:: Dataset rows
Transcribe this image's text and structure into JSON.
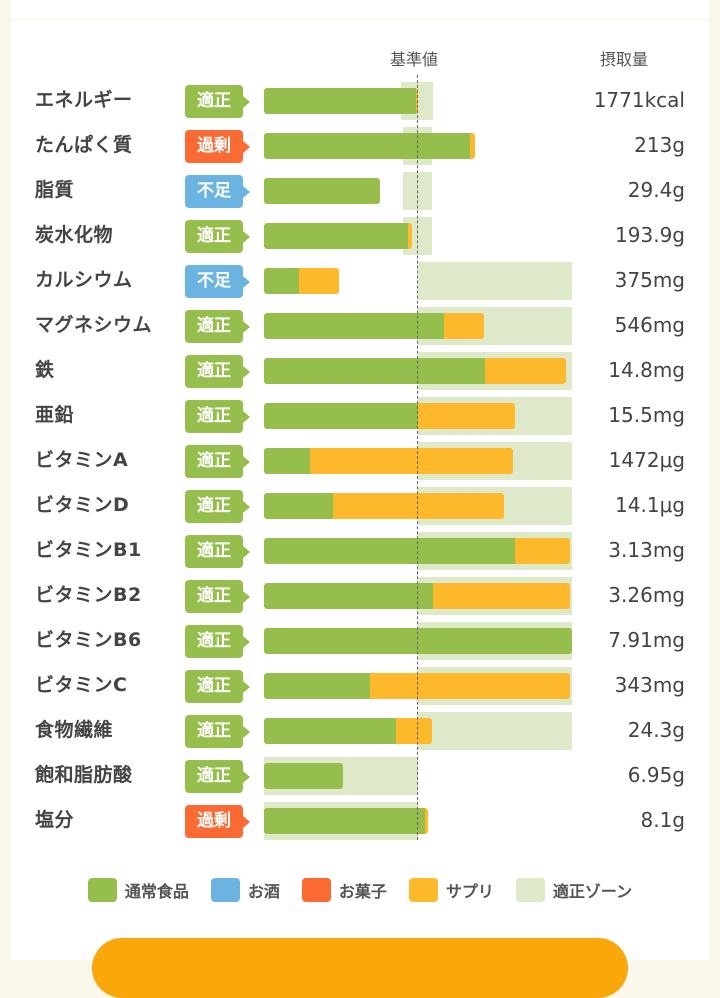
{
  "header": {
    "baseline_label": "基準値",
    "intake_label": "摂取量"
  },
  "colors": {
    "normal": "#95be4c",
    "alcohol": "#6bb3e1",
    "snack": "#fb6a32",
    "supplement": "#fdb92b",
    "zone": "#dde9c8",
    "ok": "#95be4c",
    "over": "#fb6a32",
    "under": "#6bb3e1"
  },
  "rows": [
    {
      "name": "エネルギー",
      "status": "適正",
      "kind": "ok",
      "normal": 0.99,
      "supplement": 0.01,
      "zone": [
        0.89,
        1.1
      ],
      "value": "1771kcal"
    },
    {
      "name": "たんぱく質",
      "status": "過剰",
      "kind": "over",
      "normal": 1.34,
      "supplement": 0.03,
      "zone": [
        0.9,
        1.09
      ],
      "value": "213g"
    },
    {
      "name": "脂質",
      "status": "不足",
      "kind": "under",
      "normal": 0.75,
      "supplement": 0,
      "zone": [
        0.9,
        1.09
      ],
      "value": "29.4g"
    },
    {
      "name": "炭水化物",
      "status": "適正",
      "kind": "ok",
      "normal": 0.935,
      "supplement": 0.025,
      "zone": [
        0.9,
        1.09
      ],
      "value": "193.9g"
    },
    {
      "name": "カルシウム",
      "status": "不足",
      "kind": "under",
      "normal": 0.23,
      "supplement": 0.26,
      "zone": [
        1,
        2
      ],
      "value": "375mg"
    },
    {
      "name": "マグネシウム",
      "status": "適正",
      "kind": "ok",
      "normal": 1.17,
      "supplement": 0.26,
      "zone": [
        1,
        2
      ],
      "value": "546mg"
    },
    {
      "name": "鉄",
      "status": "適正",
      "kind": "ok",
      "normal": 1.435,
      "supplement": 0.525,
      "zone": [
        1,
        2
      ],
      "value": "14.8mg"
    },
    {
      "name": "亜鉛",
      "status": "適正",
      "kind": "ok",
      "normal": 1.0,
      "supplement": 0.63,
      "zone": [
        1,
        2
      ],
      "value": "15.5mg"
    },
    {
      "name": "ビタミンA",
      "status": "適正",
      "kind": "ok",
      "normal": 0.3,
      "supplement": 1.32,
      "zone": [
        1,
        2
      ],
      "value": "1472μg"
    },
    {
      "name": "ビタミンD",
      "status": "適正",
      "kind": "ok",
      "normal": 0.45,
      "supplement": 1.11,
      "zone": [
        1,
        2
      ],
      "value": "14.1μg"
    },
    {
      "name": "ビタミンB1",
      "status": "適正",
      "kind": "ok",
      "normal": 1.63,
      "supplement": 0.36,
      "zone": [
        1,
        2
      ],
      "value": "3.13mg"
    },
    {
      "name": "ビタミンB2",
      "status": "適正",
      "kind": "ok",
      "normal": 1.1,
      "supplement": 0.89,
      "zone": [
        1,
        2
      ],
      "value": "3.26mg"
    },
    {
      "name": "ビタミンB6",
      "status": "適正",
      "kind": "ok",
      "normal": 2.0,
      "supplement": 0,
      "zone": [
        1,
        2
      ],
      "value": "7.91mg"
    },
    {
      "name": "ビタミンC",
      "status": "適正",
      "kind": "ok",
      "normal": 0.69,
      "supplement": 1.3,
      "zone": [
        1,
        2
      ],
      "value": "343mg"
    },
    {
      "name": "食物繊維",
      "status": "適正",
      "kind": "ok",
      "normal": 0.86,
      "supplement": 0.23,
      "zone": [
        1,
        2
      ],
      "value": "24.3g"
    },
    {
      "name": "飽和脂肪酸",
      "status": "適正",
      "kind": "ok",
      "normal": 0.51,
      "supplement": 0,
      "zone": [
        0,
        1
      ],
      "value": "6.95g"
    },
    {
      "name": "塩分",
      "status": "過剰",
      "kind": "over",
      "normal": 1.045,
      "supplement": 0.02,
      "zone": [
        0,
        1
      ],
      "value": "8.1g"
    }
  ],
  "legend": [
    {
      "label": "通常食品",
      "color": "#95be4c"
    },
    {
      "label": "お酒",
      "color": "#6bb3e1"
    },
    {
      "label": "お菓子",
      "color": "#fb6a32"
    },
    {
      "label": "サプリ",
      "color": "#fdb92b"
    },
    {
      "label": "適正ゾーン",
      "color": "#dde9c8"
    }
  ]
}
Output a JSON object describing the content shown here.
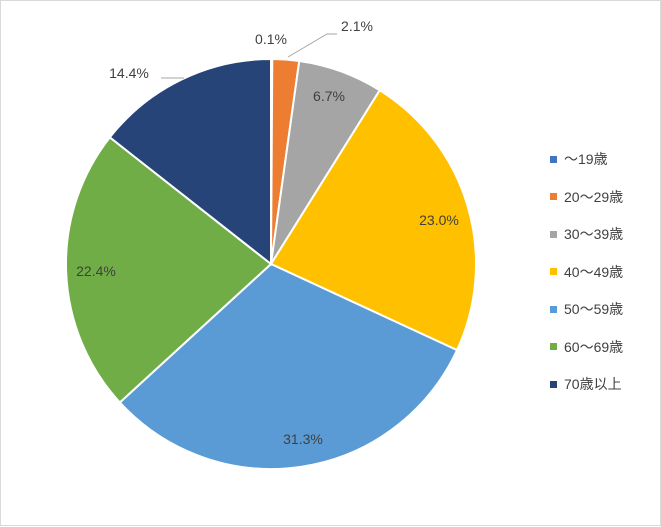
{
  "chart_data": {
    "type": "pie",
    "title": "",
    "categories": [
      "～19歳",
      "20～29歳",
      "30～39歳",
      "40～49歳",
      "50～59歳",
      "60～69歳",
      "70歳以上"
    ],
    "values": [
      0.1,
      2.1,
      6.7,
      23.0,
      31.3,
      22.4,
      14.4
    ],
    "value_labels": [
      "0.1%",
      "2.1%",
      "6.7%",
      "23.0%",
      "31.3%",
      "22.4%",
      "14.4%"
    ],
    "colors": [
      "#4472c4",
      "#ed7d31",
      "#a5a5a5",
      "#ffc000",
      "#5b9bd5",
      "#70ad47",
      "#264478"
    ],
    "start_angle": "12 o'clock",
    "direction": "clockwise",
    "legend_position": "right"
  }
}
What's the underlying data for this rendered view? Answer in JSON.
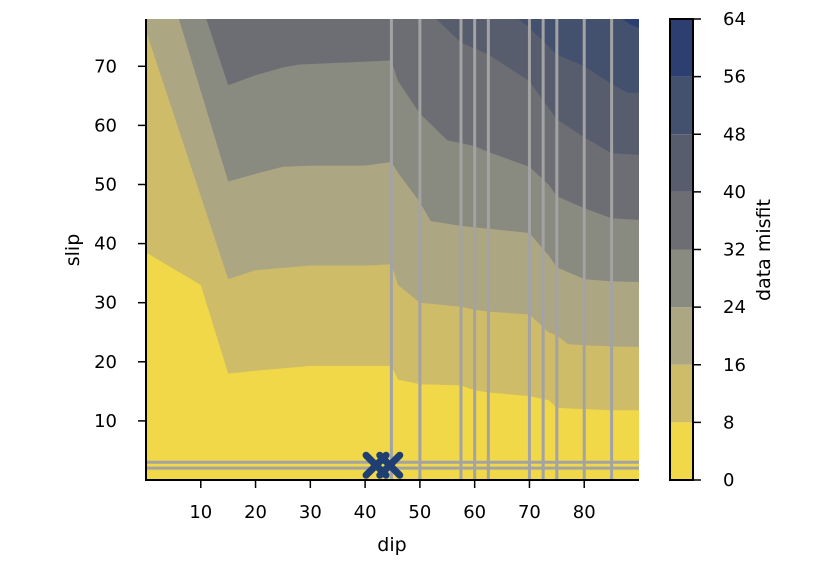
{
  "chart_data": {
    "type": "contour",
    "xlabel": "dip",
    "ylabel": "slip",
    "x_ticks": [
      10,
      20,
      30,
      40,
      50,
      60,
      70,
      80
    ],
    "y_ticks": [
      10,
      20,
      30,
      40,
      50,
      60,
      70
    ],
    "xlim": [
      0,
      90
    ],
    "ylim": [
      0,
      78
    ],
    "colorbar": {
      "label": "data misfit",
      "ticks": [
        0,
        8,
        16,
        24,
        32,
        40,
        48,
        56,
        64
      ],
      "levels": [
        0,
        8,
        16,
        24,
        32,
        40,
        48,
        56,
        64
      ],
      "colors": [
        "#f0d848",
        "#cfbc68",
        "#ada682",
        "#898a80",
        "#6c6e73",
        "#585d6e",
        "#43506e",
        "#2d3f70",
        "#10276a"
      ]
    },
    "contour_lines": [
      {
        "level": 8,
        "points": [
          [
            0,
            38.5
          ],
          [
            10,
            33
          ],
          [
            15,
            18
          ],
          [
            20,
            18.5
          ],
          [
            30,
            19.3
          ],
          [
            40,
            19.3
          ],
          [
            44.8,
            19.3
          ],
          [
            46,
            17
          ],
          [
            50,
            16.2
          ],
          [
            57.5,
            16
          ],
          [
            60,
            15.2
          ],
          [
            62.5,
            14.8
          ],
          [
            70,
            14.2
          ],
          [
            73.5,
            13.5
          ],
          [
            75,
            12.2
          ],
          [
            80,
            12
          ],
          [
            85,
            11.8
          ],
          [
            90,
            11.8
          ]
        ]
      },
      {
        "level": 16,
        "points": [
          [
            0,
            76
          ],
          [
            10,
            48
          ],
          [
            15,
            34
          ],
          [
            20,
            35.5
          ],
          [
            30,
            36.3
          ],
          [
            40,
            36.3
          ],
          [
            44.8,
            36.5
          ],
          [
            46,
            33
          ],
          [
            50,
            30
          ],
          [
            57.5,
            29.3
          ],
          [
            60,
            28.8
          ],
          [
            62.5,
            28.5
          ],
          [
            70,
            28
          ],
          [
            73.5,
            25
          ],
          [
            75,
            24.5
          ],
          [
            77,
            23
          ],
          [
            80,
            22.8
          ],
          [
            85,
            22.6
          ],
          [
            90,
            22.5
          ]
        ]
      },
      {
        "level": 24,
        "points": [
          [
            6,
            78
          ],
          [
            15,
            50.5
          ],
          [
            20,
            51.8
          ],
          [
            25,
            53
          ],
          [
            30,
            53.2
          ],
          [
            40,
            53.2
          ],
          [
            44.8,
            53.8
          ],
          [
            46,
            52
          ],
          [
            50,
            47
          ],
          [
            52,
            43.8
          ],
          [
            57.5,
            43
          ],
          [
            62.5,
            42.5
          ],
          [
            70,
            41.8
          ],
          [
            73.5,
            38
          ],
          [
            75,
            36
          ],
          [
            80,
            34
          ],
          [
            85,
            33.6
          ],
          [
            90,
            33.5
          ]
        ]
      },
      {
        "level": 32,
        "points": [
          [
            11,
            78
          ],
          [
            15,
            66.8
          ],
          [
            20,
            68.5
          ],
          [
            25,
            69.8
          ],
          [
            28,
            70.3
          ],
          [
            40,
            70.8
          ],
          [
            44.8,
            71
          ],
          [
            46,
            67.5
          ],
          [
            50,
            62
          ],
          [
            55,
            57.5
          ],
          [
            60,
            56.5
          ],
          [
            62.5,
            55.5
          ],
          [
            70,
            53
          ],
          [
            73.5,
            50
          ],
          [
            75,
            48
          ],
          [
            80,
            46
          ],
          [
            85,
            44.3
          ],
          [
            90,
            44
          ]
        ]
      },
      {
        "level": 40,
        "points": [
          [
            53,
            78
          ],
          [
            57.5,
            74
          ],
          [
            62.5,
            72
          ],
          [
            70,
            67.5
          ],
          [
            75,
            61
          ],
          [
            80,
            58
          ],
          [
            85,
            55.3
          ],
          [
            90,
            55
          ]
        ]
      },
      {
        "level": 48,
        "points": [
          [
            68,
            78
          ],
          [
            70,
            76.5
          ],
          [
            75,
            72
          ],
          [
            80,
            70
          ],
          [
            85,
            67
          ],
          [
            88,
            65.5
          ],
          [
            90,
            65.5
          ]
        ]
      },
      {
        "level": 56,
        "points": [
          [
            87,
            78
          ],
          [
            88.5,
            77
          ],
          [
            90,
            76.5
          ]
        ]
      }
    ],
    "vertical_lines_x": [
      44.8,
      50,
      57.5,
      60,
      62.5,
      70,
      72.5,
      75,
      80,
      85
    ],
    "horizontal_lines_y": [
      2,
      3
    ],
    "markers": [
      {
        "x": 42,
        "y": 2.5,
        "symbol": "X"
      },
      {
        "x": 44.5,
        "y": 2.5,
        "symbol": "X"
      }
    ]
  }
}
::::
▶ What you should do
Report every line in the data above in which the word "JSON" appears.

▶ Response to this task
Transcribe this image's text and structure into JSON.
Output a JSON object describing the content shown here.
What's the underlying data for this rendered view? Answer in JSON.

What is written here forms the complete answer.